### RECORD EXCERPTS

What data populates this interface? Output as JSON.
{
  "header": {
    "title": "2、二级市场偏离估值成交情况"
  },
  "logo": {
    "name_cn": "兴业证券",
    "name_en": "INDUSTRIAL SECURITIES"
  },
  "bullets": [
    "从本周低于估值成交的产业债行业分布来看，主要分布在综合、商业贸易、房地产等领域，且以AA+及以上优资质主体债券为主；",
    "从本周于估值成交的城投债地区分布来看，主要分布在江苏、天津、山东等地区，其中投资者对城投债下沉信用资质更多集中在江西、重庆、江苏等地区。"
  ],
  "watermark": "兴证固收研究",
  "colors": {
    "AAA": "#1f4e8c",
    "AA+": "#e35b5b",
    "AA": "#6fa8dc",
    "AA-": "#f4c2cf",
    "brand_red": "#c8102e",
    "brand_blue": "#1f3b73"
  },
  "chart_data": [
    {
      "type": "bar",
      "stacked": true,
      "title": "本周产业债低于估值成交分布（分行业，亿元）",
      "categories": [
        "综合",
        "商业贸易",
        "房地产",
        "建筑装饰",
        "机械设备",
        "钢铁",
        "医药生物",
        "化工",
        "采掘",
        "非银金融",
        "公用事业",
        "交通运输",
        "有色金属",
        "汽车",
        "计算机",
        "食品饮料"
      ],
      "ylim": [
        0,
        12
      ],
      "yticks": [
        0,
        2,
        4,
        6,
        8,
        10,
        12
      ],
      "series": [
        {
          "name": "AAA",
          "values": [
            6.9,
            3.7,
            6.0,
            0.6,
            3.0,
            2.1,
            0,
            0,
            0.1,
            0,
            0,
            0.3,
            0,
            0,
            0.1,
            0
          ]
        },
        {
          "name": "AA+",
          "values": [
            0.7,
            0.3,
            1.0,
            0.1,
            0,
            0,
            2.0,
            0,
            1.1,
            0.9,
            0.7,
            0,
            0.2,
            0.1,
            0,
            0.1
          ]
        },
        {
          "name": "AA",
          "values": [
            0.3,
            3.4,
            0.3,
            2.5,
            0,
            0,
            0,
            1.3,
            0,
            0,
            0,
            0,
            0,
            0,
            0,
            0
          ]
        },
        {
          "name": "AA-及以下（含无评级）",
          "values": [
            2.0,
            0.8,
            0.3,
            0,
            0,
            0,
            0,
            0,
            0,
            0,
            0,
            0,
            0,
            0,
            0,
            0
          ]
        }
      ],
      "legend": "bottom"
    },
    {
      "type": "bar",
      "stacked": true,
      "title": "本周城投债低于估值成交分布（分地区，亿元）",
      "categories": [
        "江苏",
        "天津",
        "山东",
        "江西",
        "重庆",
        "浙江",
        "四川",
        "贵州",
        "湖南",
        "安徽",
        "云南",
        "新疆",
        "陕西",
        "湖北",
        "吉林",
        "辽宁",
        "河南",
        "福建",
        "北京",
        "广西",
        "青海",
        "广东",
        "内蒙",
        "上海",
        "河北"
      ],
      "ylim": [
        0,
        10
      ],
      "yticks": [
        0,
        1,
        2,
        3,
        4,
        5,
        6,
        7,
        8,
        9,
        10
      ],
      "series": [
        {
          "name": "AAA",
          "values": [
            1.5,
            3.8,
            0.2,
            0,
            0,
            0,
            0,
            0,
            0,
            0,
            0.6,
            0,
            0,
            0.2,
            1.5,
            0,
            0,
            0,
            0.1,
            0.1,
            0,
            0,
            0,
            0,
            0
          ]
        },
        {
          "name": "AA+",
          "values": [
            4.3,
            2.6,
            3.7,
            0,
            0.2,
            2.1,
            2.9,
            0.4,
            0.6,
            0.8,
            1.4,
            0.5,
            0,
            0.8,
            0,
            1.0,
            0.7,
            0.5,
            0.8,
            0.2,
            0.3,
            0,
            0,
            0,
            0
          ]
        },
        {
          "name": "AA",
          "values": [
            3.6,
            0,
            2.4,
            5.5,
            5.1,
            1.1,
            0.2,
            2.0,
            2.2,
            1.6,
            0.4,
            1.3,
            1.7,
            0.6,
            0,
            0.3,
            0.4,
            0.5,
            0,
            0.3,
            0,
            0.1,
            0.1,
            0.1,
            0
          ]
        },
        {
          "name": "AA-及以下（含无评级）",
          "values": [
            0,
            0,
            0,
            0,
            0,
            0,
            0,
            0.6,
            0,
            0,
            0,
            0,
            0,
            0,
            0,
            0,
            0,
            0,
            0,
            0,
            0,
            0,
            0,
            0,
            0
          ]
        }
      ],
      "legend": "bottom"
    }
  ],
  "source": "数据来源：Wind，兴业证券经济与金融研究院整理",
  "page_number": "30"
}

######
### RECORD EXCERPTS

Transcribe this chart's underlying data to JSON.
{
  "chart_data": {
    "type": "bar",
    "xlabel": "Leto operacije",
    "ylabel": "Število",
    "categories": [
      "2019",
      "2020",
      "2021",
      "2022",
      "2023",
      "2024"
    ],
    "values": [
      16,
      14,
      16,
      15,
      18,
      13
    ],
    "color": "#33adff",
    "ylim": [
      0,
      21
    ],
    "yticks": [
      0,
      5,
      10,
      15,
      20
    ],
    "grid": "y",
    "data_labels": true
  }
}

######

TASK INSTRUCTIONS: Each line of the data that includes the word "title" counts once; report the total and nothing more.

TASK SOLUTION: 3